BEGIN RECORDS FOR THE TASK
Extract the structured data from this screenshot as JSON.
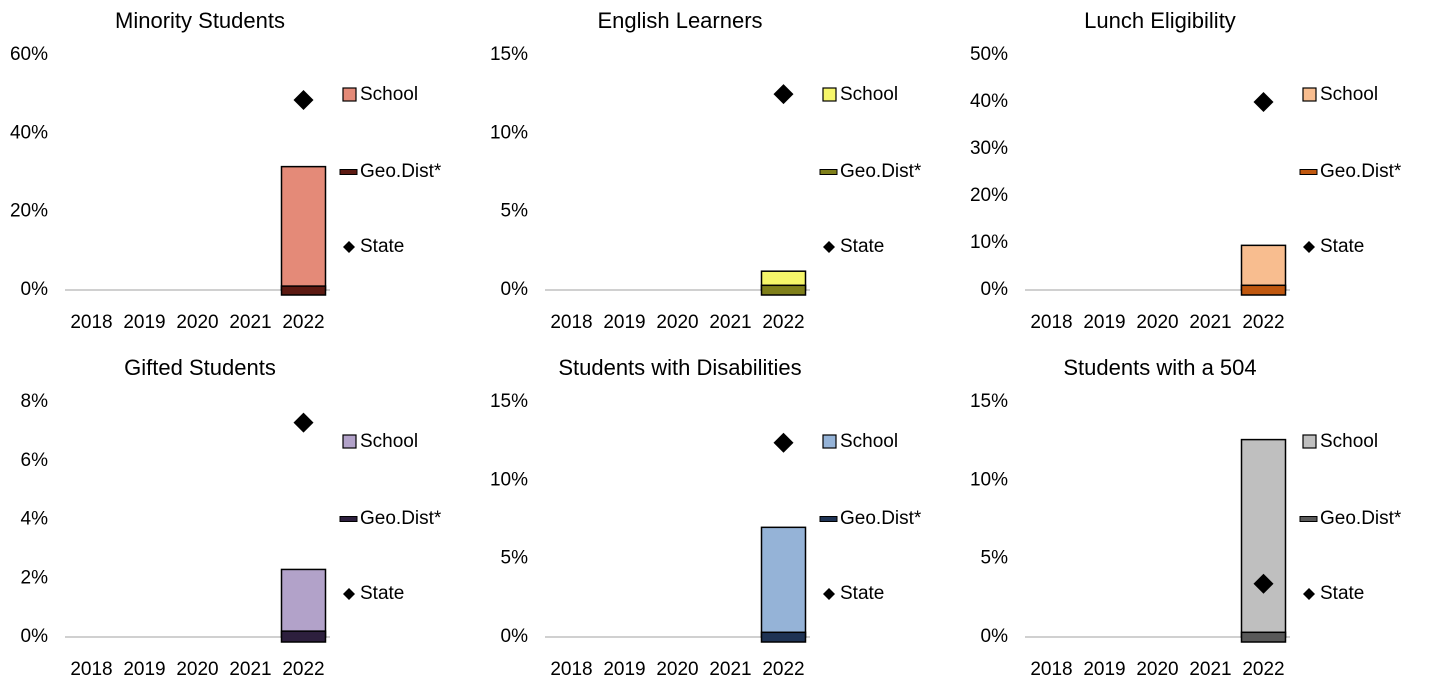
{
  "chart_data": [
    {
      "type": "bar",
      "title": "Minority Students",
      "categories": [
        "2018",
        "2019",
        "2020",
        "2021",
        "2022"
      ],
      "series": [
        {
          "name": "School",
          "color": "#e48a78",
          "values": [
            null,
            null,
            null,
            null,
            31.5
          ]
        },
        {
          "name": "Geo.Dist*",
          "color": "#5c1a12",
          "values": [
            null,
            null,
            null,
            null,
            1
          ]
        },
        {
          "name": "State",
          "color": "#000000",
          "values": [
            null,
            null,
            null,
            null,
            48.5
          ]
        }
      ],
      "ylim": [
        0,
        60
      ],
      "yticks": [
        {
          "value": 0,
          "label": "0%"
        },
        {
          "value": 20,
          "label": "20%"
        },
        {
          "value": 40,
          "label": "40%"
        },
        {
          "value": 60,
          "label": "60%"
        }
      ]
    },
    {
      "type": "bar",
      "title": "English Learners",
      "categories": [
        "2018",
        "2019",
        "2020",
        "2021",
        "2022"
      ],
      "series": [
        {
          "name": "School",
          "color": "#f6f66a",
          "values": [
            null,
            null,
            null,
            null,
            1.2
          ]
        },
        {
          "name": "Geo.Dist*",
          "color": "#7f7f1a",
          "values": [
            null,
            null,
            null,
            null,
            0.3
          ]
        },
        {
          "name": "State",
          "color": "#000000",
          "values": [
            null,
            null,
            null,
            null,
            12.5
          ]
        }
      ],
      "ylim": [
        0,
        15
      ],
      "yticks": [
        {
          "value": 0,
          "label": "0%"
        },
        {
          "value": 5,
          "label": "5%"
        },
        {
          "value": 10,
          "label": "10%"
        },
        {
          "value": 15,
          "label": "15%"
        }
      ]
    },
    {
      "type": "bar",
      "title": "Lunch Eligibility",
      "categories": [
        "2018",
        "2019",
        "2020",
        "2021",
        "2022"
      ],
      "series": [
        {
          "name": "School",
          "color": "#f8bd8f",
          "values": [
            null,
            null,
            null,
            null,
            9.5
          ]
        },
        {
          "name": "Geo.Dist*",
          "color": "#c0580f",
          "values": [
            null,
            null,
            null,
            null,
            1
          ]
        },
        {
          "name": "State",
          "color": "#000000",
          "values": [
            null,
            null,
            null,
            null,
            40
          ]
        }
      ],
      "ylim": [
        0,
        50
      ],
      "yticks": [
        {
          "value": 0,
          "label": "0%"
        },
        {
          "value": 10,
          "label": "10%"
        },
        {
          "value": 20,
          "label": "20%"
        },
        {
          "value": 30,
          "label": "30%"
        },
        {
          "value": 40,
          "label": "40%"
        },
        {
          "value": 50,
          "label": "50%"
        }
      ]
    },
    {
      "type": "bar",
      "title": "Gifted Students",
      "categories": [
        "2018",
        "2019",
        "2020",
        "2021",
        "2022"
      ],
      "series": [
        {
          "name": "School",
          "color": "#b2a2c9",
          "values": [
            null,
            null,
            null,
            null,
            2.3
          ]
        },
        {
          "name": "Geo.Dist*",
          "color": "#2d1f3d",
          "values": [
            null,
            null,
            null,
            null,
            0.2
          ]
        },
        {
          "name": "State",
          "color": "#000000",
          "values": [
            null,
            null,
            null,
            null,
            7.3
          ]
        }
      ],
      "ylim": [
        0,
        8
      ],
      "yticks": [
        {
          "value": 0,
          "label": "0%"
        },
        {
          "value": 2,
          "label": "2%"
        },
        {
          "value": 4,
          "label": "4%"
        },
        {
          "value": 6,
          "label": "6%"
        },
        {
          "value": 8,
          "label": "8%"
        }
      ]
    },
    {
      "type": "bar",
      "title": "Students with Disabilities",
      "categories": [
        "2018",
        "2019",
        "2020",
        "2021",
        "2022"
      ],
      "series": [
        {
          "name": "School",
          "color": "#95b3d7",
          "values": [
            null,
            null,
            null,
            null,
            7
          ]
        },
        {
          "name": "Geo.Dist*",
          "color": "#1f3354",
          "values": [
            null,
            null,
            null,
            null,
            0.3
          ]
        },
        {
          "name": "State",
          "color": "#000000",
          "values": [
            null,
            null,
            null,
            null,
            12.4
          ]
        }
      ],
      "ylim": [
        0,
        15
      ],
      "yticks": [
        {
          "value": 0,
          "label": "0%"
        },
        {
          "value": 5,
          "label": "5%"
        },
        {
          "value": 10,
          "label": "10%"
        },
        {
          "value": 15,
          "label": "15%"
        }
      ]
    },
    {
      "type": "bar",
      "title": "Students with a 504",
      "categories": [
        "2018",
        "2019",
        "2020",
        "2021",
        "2022"
      ],
      "series": [
        {
          "name": "School",
          "color": "#bfbfbf",
          "values": [
            null,
            null,
            null,
            null,
            12.6
          ]
        },
        {
          "name": "Geo.Dist*",
          "color": "#595959",
          "values": [
            null,
            null,
            null,
            null,
            0.3
          ]
        },
        {
          "name": "State",
          "color": "#000000",
          "values": [
            null,
            null,
            null,
            null,
            3.4
          ]
        }
      ],
      "ylim": [
        0,
        15
      ],
      "yticks": [
        {
          "value": 0,
          "label": "0%"
        },
        {
          "value": 5,
          "label": "5%"
        },
        {
          "value": 10,
          "label": "10%"
        },
        {
          "value": 15,
          "label": "15%"
        }
      ]
    }
  ]
}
END RECORDS FOR THE TASK
EXERCISE OBJECTIVE: Reproduce each line of the material containing the word "with".

RESULT OF THE EXERCISE:
      "title": "Students with Disabilities",
      "title": "Students with a 504",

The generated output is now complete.